Rows from a dataset
--------------------------------
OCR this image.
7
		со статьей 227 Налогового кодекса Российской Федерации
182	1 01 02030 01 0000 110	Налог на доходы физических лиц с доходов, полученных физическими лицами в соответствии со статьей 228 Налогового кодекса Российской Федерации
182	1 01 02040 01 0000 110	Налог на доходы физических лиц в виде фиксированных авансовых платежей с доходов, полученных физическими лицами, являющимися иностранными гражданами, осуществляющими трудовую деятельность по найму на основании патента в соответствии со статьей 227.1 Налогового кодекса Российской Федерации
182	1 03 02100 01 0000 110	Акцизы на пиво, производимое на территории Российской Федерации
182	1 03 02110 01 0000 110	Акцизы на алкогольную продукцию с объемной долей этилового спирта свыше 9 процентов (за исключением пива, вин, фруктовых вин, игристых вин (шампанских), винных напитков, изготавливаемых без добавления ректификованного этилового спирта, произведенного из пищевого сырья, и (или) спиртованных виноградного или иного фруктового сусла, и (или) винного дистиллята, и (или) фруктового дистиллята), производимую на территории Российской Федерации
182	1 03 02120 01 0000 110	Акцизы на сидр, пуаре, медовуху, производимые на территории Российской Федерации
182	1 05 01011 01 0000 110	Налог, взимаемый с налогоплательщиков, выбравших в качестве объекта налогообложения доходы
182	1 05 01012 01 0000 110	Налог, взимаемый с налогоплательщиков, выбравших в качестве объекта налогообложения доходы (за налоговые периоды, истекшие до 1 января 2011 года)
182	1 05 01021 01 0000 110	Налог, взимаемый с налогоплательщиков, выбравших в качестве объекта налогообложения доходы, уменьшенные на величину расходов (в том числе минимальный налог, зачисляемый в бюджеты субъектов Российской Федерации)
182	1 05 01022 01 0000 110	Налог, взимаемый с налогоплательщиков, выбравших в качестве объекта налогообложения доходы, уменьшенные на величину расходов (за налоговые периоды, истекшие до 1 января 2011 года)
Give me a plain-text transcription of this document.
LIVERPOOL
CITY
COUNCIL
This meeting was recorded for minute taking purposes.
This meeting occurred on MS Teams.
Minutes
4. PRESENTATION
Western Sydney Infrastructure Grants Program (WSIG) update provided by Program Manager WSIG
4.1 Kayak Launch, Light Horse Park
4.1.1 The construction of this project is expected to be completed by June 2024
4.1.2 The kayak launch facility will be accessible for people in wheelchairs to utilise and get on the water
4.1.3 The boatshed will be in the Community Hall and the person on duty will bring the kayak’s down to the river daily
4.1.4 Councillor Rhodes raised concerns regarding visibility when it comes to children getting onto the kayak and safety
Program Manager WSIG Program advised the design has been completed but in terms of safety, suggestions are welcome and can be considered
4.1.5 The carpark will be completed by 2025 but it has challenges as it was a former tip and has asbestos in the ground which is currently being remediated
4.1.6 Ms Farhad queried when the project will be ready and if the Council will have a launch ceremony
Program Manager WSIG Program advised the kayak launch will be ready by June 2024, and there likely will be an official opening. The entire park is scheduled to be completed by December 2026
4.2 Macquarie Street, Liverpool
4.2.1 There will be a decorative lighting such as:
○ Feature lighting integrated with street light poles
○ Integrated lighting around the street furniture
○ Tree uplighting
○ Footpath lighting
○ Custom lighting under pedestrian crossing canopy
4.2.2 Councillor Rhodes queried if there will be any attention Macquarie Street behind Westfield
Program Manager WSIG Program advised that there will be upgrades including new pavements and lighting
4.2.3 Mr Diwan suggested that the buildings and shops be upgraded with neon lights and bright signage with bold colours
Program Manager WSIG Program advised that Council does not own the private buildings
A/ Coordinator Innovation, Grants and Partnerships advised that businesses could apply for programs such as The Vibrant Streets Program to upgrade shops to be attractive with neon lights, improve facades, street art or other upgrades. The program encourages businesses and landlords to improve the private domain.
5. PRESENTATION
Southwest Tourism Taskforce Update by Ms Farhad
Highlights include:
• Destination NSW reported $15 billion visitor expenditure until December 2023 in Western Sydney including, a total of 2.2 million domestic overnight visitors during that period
--------------------------------
Given problem
Retype the records that precede this task, keeping them exactly the same.

Task solution
OCR this image.
7
		со статьей 227 Налогового кодекса Российской Федерации
182	1 01 02030 01 0000 110	Налог на доходы физических лиц с доходов, полученных физическими лицами в соответствии со статьей 228 Налогового кодекса Российской Федерации
182	1 01 02040 01 0000 110	Налог на доходы физических лиц в виде фиксированных авансовых платежей с доходов, полученных физическими лицами, являющимися иностранными гражданами, осуществляющими трудовую деятельность по найму на основании патента в соответствии со статьей 227.1 Налогового кодекса Российской Федерации
182	1 03 02100 01 0000 110	Акцизы на пиво, производимое на территории Российской Федерации
182	1 03 02110 01 0000 110	Акцизы на алкогольную продукцию с объемной долей этилового спирта свыше 9 процентов (за исключением пива, вин, фруктовых вин, игристых вин (шампанских), винных напитков, изготавливаемых без добавления ректификованного этилового спирта, произведенного из пищевого сырья, и (или) спиртованных виноградного или иного фруктового сусла, и (или) винного дистиллята, и (или) фруктового дистиллята), производимую на территории Российской Федерации
182	1 03 02120 01 0000 110	Акцизы на сидр, пуаре, медовуху, производимые на территории Российской Федерации
182	1 05 01011 01 0000 110	Налог, взимаемый с налогоплательщиков, выбравших в качестве объекта налогообложения доходы
182	1 05 01012 01 0000 110	Налог, взимаемый с налогоплательщиков, выбравших в качестве объекта налогообложения доходы (за налоговые периоды, истекшие до 1 января 2011 года)
182	1 05 01021 01 0000 110	Налог, взимаемый с налогоплательщиков, выбравших в качестве объекта налогообложения доходы, уменьшенные на величину расходов (в том числе минимальный налог, зачисляемый в бюджеты субъектов Российской Федерации)
182	1 05 01022 01 0000 110	Налог, взимаемый с налогоплательщиков, выбравших в качестве объекта налогообложения доходы, уменьшенные на величину расходов (за налоговые периоды, истекшие до 1 января 2011 года)
Give me a plain-text transcription of this document.
LIVERPOOL
CITY
COUNCIL
This meeting was recorded for minute taking purposes.
This meeting occurred on MS Teams.
Minutes
4. PRESENTATION
Western Sydney Infrastructure Grants Program (WSIG) update provided by Program Manager WSIG
4.1 Kayak Launch, Light Horse Park
4.1.1 The construction of this project is expected to be completed by June 2024
4.1.2 The kayak launch facility will be accessible for people in wheelchairs to utilise and get on the water
4.1.3 The boatshed will be in the Community Hall and the person on duty will bring the kayak’s down to the river daily
4.1.4 Councillor Rhodes raised concerns regarding visibility when it comes to children getting onto the kayak and safety
Program Manager WSIG Program advised the design has been completed but in terms of safety, suggestions are welcome and can be considered
4.1.5 The carpark will be completed by 2025 but it has challenges as it was a former tip and has asbestos in the ground which is currently being remediated
4.1.6 Ms Farhad queried when the project will be ready and if the Council will have a launch ceremony
Program Manager WSIG Program advised the kayak launch will be ready by June 2024, and there likely will be an official opening. The entire park is scheduled to be completed by December 2026
4.2 Macquarie Street, Liverpool
4.2.1 There will be a decorative lighting such as:
○ Feature lighting integrated with street light poles
○ Integrated lighting around the street furniture
○ Tree uplighting
○ Footpath lighting
○ Custom lighting under pedestrian crossing canopy
4.2.2 Councillor Rhodes queried if there will be any attention Macquarie Street behind Westfield
Program Manager WSIG Program advised that there will be upgrades including new pavements and lighting
4.2.3 Mr Diwan suggested that the buildings and shops be upgraded with neon lights and bright signage with bold colours
Program Manager WSIG Program advised that Council does not own the private buildings
A/ Coordinator Innovation, Grants and Partnerships advised that businesses could apply for programs such as The Vibrant Streets Program to upgrade shops to be attractive with neon lights, improve facades, street art or other upgrades. The program encourages businesses and landlords to improve the private domain.
5. PRESENTATION
Southwest Tourism Taskforce Update by Ms Farhad
Highlights include:
• Destination NSW reported $15 billion visitor expenditure until December 2023 in Western Sydney including, a total of 2.2 million domestic overnight visitors during that period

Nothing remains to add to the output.